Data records
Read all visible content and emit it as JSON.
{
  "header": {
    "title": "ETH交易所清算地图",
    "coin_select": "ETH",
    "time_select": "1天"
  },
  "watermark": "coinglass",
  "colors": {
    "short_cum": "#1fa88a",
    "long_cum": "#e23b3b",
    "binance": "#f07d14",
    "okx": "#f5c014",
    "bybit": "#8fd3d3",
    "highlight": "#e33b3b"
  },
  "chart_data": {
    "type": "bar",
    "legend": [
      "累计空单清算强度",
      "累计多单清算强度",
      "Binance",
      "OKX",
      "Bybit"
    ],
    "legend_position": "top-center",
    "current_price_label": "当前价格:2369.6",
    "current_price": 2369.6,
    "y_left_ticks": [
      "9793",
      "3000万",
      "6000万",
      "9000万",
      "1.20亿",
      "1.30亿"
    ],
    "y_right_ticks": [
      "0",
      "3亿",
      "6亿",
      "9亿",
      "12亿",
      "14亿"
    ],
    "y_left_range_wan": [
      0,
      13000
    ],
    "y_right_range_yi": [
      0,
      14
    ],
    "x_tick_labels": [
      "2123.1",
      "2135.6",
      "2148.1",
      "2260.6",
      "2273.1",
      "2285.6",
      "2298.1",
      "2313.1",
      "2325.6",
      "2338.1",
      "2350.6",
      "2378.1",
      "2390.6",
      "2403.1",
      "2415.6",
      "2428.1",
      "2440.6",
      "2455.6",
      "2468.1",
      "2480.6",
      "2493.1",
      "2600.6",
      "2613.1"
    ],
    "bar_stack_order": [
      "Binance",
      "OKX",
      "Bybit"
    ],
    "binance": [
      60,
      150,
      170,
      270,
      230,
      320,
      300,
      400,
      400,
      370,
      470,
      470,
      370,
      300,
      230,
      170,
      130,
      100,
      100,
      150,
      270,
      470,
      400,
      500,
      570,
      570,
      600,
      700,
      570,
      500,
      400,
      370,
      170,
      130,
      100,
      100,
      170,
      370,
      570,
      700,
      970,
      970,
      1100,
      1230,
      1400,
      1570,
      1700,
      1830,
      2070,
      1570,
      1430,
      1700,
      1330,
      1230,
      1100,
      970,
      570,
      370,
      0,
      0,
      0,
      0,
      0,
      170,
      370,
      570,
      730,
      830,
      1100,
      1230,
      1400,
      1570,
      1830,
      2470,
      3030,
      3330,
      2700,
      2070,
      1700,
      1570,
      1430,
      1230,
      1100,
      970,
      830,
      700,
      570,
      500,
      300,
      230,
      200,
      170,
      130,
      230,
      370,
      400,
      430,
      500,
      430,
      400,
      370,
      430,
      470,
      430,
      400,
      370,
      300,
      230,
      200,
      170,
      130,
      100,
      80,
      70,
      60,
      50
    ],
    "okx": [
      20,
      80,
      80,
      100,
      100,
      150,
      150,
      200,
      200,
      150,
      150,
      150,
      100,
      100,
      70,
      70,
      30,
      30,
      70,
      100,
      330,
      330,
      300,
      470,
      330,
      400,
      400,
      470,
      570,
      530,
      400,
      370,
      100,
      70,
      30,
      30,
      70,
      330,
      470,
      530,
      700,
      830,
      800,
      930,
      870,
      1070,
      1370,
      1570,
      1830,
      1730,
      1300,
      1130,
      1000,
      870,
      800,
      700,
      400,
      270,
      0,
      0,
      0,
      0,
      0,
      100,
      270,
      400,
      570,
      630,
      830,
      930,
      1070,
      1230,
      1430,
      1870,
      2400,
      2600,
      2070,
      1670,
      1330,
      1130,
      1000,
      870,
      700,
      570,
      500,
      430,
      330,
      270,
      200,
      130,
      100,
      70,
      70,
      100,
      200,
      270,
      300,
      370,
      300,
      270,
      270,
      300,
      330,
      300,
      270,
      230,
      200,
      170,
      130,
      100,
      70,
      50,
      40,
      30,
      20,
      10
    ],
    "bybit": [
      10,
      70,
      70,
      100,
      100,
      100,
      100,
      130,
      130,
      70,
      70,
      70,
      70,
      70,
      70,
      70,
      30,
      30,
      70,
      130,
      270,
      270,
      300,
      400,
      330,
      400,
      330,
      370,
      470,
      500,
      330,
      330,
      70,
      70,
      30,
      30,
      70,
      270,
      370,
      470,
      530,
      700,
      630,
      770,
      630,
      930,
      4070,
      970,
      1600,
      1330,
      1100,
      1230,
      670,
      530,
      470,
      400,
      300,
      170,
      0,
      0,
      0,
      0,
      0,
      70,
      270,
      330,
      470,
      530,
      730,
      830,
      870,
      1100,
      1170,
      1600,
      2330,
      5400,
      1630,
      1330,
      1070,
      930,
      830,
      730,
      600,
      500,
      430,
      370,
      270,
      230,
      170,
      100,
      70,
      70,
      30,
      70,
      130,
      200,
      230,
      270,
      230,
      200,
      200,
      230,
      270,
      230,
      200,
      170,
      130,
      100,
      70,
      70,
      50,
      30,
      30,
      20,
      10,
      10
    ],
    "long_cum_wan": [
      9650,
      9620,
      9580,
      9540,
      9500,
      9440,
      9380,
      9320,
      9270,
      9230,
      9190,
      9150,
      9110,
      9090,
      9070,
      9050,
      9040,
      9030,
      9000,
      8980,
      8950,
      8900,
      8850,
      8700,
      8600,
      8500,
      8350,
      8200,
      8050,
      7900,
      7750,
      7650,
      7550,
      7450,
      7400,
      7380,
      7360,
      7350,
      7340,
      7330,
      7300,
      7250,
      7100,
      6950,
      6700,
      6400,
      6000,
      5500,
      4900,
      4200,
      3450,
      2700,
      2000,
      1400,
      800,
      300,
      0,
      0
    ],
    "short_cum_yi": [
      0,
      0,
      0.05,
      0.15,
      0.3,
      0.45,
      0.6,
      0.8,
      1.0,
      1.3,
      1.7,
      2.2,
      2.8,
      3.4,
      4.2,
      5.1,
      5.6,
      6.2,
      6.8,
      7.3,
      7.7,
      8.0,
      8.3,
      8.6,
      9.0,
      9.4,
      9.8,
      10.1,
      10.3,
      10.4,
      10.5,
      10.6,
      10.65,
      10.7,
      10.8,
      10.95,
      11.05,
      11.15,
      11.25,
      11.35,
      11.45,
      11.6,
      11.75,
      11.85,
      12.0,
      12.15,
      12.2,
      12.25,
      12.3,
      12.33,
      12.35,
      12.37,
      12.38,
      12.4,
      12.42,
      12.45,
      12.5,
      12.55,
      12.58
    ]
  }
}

** EXERCISE REQUIREMENTS **
Reproduce the full listing above, character for character.

** SOLUTION TO THIS TASK **
Read all visible content and emit it as JSON.
{
  "header": {
    "title": "ETH交易所清算地图",
    "coin_select": "ETH",
    "time_select": "1天"
  },
  "watermark": "coinglass",
  "colors": {
    "short_cum": "#1fa88a",
    "long_cum": "#e23b3b",
    "binance": "#f07d14",
    "okx": "#f5c014",
    "bybit": "#8fd3d3",
    "highlight": "#e33b3b"
  },
  "chart_data": {
    "type": "bar",
    "legend": [
      "累计空单清算强度",
      "累计多单清算强度",
      "Binance",
      "OKX",
      "Bybit"
    ],
    "legend_position": "top-center",
    "current_price_label": "当前价格:2369.6",
    "current_price": 2369.6,
    "y_left_ticks": [
      "9793",
      "3000万",
      "6000万",
      "9000万",
      "1.20亿",
      "1.30亿"
    ],
    "y_right_ticks": [
      "0",
      "3亿",
      "6亿",
      "9亿",
      "12亿",
      "14亿"
    ],
    "y_left_range_wan": [
      0,
      13000
    ],
    "y_right_range_yi": [
      0,
      14
    ],
    "x_tick_labels": [
      "2123.1",
      "2135.6",
      "2148.1",
      "2260.6",
      "2273.1",
      "2285.6",
      "2298.1",
      "2313.1",
      "2325.6",
      "2338.1",
      "2350.6",
      "2378.1",
      "2390.6",
      "2403.1",
      "2415.6",
      "2428.1",
      "2440.6",
      "2455.6",
      "2468.1",
      "2480.6",
      "2493.1",
      "2600.6",
      "2613.1"
    ],
    "bar_stack_order": [
      "Binance",
      "OKX",
      "Bybit"
    ],
    "binance": [
      60,
      150,
      170,
      270,
      230,
      320,
      300,
      400,
      400,
      370,
      470,
      470,
      370,
      300,
      230,
      170,
      130,
      100,
      100,
      150,
      270,
      470,
      400,
      500,
      570,
      570,
      600,
      700,
      570,
      500,
      400,
      370,
      170,
      130,
      100,
      100,
      170,
      370,
      570,
      700,
      970,
      970,
      1100,
      1230,
      1400,
      1570,
      1700,
      1830,
      2070,
      1570,
      1430,
      1700,
      1330,
      1230,
      1100,
      970,
      570,
      370,
      0,
      0,
      0,
      0,
      0,
      170,
      370,
      570,
      730,
      830,
      1100,
      1230,
      1400,
      1570,
      1830,
      2470,
      3030,
      3330,
      2700,
      2070,
      1700,
      1570,
      1430,
      1230,
      1100,
      970,
      830,
      700,
      570,
      500,
      300,
      230,
      200,
      170,
      130,
      230,
      370,
      400,
      430,
      500,
      430,
      400,
      370,
      430,
      470,
      430,
      400,
      370,
      300,
      230,
      200,
      170,
      130,
      100,
      80,
      70,
      60,
      50
    ],
    "okx": [
      20,
      80,
      80,
      100,
      100,
      150,
      150,
      200,
      200,
      150,
      150,
      150,
      100,
      100,
      70,
      70,
      30,
      30,
      70,
      100,
      330,
      330,
      300,
      470,
      330,
      400,
      400,
      470,
      570,
      530,
      400,
      370,
      100,
      70,
      30,
      30,
      70,
      330,
      470,
      530,
      700,
      830,
      800,
      930,
      870,
      1070,
      1370,
      1570,
      1830,
      1730,
      1300,
      1130,
      1000,
      870,
      800,
      700,
      400,
      270,
      0,
      0,
      0,
      0,
      0,
      100,
      270,
      400,
      570,
      630,
      830,
      930,
      1070,
      1230,
      1430,
      1870,
      2400,
      2600,
      2070,
      1670,
      1330,
      1130,
      1000,
      870,
      700,
      570,
      500,
      430,
      330,
      270,
      200,
      130,
      100,
      70,
      70,
      100,
      200,
      270,
      300,
      370,
      300,
      270,
      270,
      300,
      330,
      300,
      270,
      230,
      200,
      170,
      130,
      100,
      70,
      50,
      40,
      30,
      20,
      10
    ],
    "bybit": [
      10,
      70,
      70,
      100,
      100,
      100,
      100,
      130,
      130,
      70,
      70,
      70,
      70,
      70,
      70,
      70,
      30,
      30,
      70,
      130,
      270,
      270,
      300,
      400,
      330,
      400,
      330,
      370,
      470,
      500,
      330,
      330,
      70,
      70,
      30,
      30,
      70,
      270,
      370,
      470,
      530,
      700,
      630,
      770,
      630,
      930,
      4070,
      970,
      1600,
      1330,
      1100,
      1230,
      670,
      530,
      470,
      400,
      300,
      170,
      0,
      0,
      0,
      0,
      0,
      70,
      270,
      330,
      470,
      530,
      730,
      830,
      870,
      1100,
      1170,
      1600,
      2330,
      5400,
      1630,
      1330,
      1070,
      930,
      830,
      730,
      600,
      500,
      430,
      370,
      270,
      230,
      170,
      100,
      70,
      70,
      30,
      70,
      130,
      200,
      230,
      270,
      230,
      200,
      200,
      230,
      270,
      230,
      200,
      170,
      130,
      100,
      70,
      70,
      50,
      30,
      30,
      20,
      10,
      10
    ],
    "long_cum_wan": [
      9650,
      9620,
      9580,
      9540,
      9500,
      9440,
      9380,
      9320,
      9270,
      9230,
      9190,
      9150,
      9110,
      9090,
      9070,
      9050,
      9040,
      9030,
      9000,
      8980,
      8950,
      8900,
      8850,
      8700,
      8600,
      8500,
      8350,
      8200,
      8050,
      7900,
      7750,
      7650,
      7550,
      7450,
      7400,
      7380,
      7360,
      7350,
      7340,
      7330,
      7300,
      7250,
      7100,
      6950,
      6700,
      6400,
      6000,
      5500,
      4900,
      4200,
      3450,
      2700,
      2000,
      1400,
      800,
      300,
      0,
      0
    ],
    "short_cum_yi": [
      0,
      0,
      0.05,
      0.15,
      0.3,
      0.45,
      0.6,
      0.8,
      1.0,
      1.3,
      1.7,
      2.2,
      2.8,
      3.4,
      4.2,
      5.1,
      5.6,
      6.2,
      6.8,
      7.3,
      7.7,
      8.0,
      8.3,
      8.6,
      9.0,
      9.4,
      9.8,
      10.1,
      10.3,
      10.4,
      10.5,
      10.6,
      10.65,
      10.7,
      10.8,
      10.95,
      11.05,
      11.15,
      11.25,
      11.35,
      11.45,
      11.6,
      11.75,
      11.85,
      12.0,
      12.15,
      12.2,
      12.25,
      12.3,
      12.33,
      12.35,
      12.37,
      12.38,
      12.4,
      12.42,
      12.45,
      12.5,
      12.55,
      12.58
    ]
  }
}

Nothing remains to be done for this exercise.